Records that describe figures
- - - - - - -

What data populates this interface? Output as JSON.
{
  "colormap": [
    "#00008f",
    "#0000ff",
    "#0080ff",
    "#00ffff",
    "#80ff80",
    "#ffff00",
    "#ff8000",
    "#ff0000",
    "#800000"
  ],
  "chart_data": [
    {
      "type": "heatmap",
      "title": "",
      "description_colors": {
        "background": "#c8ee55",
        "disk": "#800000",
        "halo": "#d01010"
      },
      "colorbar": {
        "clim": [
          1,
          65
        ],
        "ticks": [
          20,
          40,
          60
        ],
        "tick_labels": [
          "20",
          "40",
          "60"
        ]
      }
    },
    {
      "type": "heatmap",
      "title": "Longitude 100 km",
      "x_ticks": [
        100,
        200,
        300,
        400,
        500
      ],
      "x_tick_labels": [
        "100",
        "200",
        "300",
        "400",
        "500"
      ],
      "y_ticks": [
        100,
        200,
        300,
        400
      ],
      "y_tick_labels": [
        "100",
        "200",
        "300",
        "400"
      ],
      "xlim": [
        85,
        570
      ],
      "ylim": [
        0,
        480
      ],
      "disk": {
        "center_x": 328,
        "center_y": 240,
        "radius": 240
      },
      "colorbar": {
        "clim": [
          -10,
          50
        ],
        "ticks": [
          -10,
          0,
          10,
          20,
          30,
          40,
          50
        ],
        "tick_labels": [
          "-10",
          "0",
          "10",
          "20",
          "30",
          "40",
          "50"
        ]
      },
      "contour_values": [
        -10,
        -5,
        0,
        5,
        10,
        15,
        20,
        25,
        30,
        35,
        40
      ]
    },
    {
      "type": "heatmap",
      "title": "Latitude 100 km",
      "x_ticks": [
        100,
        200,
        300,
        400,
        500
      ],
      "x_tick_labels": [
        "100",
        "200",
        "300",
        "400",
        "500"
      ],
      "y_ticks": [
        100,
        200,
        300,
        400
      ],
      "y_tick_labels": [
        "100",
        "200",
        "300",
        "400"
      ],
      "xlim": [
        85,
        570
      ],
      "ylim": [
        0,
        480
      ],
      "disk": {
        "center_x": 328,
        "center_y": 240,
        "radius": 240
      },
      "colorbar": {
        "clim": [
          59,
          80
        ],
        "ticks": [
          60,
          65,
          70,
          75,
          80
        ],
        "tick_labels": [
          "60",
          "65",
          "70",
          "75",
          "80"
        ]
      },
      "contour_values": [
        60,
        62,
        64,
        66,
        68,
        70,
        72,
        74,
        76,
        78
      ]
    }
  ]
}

- - - - - - -

THE TASK: Set down every line of the listing above again, exactly as given.

EXERCISE OUTPUT:
What data populates this interface? Output as JSON.
{
  "colormap": [
    "#00008f",
    "#0000ff",
    "#0080ff",
    "#00ffff",
    "#80ff80",
    "#ffff00",
    "#ff8000",
    "#ff0000",
    "#800000"
  ],
  "chart_data": [
    {
      "type": "heatmap",
      "title": "",
      "description_colors": {
        "background": "#c8ee55",
        "disk": "#800000",
        "halo": "#d01010"
      },
      "colorbar": {
        "clim": [
          1,
          65
        ],
        "ticks": [
          20,
          40,
          60
        ],
        "tick_labels": [
          "20",
          "40",
          "60"
        ]
      }
    },
    {
      "type": "heatmap",
      "title": "Longitude 100 km",
      "x_ticks": [
        100,
        200,
        300,
        400,
        500
      ],
      "x_tick_labels": [
        "100",
        "200",
        "300",
        "400",
        "500"
      ],
      "y_ticks": [
        100,
        200,
        300,
        400
      ],
      "y_tick_labels": [
        "100",
        "200",
        "300",
        "400"
      ],
      "xlim": [
        85,
        570
      ],
      "ylim": [
        0,
        480
      ],
      "disk": {
        "center_x": 328,
        "center_y": 240,
        "radius": 240
      },
      "colorbar": {
        "clim": [
          -10,
          50
        ],
        "ticks": [
          -10,
          0,
          10,
          20,
          30,
          40,
          50
        ],
        "tick_labels": [
          "-10",
          "0",
          "10",
          "20",
          "30",
          "40",
          "50"
        ]
      },
      "contour_values": [
        -10,
        -5,
        0,
        5,
        10,
        15,
        20,
        25,
        30,
        35,
        40
      ]
    },
    {
      "type": "heatmap",
      "title": "Latitude 100 km",
      "x_ticks": [
        100,
        200,
        300,
        400,
        500
      ],
      "x_tick_labels": [
        "100",
        "200",
        "300",
        "400",
        "500"
      ],
      "y_ticks": [
        100,
        200,
        300,
        400
      ],
      "y_tick_labels": [
        "100",
        "200",
        "300",
        "400"
      ],
      "xlim": [
        85,
        570
      ],
      "ylim": [
        0,
        480
      ],
      "disk": {
        "center_x": 328,
        "center_y": 240,
        "radius": 240
      },
      "colorbar": {
        "clim": [
          59,
          80
        ],
        "ticks": [
          60,
          65,
          70,
          75,
          80
        ],
        "tick_labels": [
          "60",
          "65",
          "70",
          "75",
          "80"
        ]
      },
      "contour_values": [
        60,
        62,
        64,
        66,
        68,
        70,
        72,
        74,
        76,
        78
      ]
    }
  ]
}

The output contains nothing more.